## Task objective
Copy everything in the data below exactly except the pictures.

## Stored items
-- start --

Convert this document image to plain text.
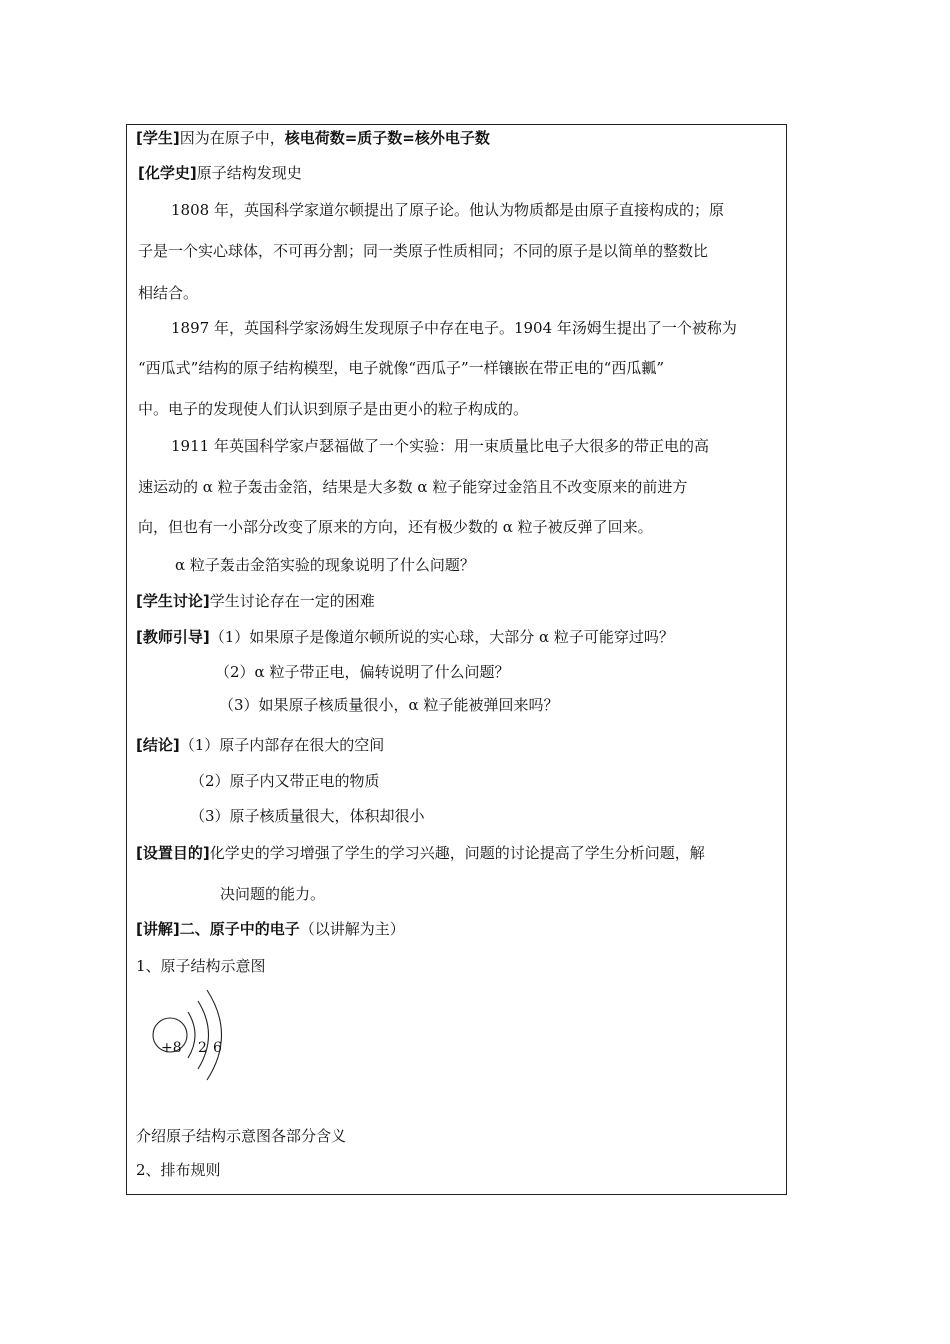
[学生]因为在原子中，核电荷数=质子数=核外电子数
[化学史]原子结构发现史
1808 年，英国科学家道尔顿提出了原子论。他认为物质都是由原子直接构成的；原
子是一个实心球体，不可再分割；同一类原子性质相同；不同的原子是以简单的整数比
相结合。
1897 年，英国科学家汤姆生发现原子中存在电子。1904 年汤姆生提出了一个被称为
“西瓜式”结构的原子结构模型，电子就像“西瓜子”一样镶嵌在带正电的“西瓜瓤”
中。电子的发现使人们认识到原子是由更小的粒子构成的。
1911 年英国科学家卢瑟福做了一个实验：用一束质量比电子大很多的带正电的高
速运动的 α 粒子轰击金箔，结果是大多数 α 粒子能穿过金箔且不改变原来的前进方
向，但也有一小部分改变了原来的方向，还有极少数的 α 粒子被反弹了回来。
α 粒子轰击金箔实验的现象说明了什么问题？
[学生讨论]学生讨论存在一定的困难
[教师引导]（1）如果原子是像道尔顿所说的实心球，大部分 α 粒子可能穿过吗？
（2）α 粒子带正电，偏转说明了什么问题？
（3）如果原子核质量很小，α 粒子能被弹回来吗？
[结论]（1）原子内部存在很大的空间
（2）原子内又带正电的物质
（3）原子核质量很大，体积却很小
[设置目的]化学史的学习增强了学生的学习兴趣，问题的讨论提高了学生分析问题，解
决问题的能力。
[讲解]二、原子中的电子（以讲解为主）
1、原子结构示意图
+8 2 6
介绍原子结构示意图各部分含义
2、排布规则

-- end --

## Written answer
Convert this document image to plain text.
[学生]因为在原子中，核电荷数=质子数=核外电子数
[化学史]原子结构发现史
1808 年，英国科学家道尔顿提出了原子论。他认为物质都是由原子直接构成的；原
子是一个实心球体，不可再分割；同一类原子性质相同；不同的原子是以简单的整数比
相结合。
1897 年，英国科学家汤姆生发现原子中存在电子。1904 年汤姆生提出了一个被称为
“西瓜式”结构的原子结构模型，电子就像“西瓜子”一样镶嵌在带正电的“西瓜瓤”
中。电子的发现使人们认识到原子是由更小的粒子构成的。
1911 年英国科学家卢瑟福做了一个实验：用一束质量比电子大很多的带正电的高
速运动的 α 粒子轰击金箔，结果是大多数 α 粒子能穿过金箔且不改变原来的前进方
向，但也有一小部分改变了原来的方向，还有极少数的 α 粒子被反弹了回来。
α 粒子轰击金箔实验的现象说明了什么问题？
[学生讨论]学生讨论存在一定的困难
[教师引导]（1）如果原子是像道尔顿所说的实心球，大部分 α 粒子可能穿过吗？
（2）α 粒子带正电，偏转说明了什么问题？
（3）如果原子核质量很小，α 粒子能被弹回来吗？
[结论]（1）原子内部存在很大的空间
（2）原子内又带正电的物质
（3）原子核质量很大，体积却很小
[设置目的]化学史的学习增强了学生的学习兴趣，问题的讨论提高了学生分析问题，解
决问题的能力。
[讲解]二、原子中的电子（以讲解为主）
1、原子结构示意图
+8 2 6
介绍原子结构示意图各部分含义
2、排布规则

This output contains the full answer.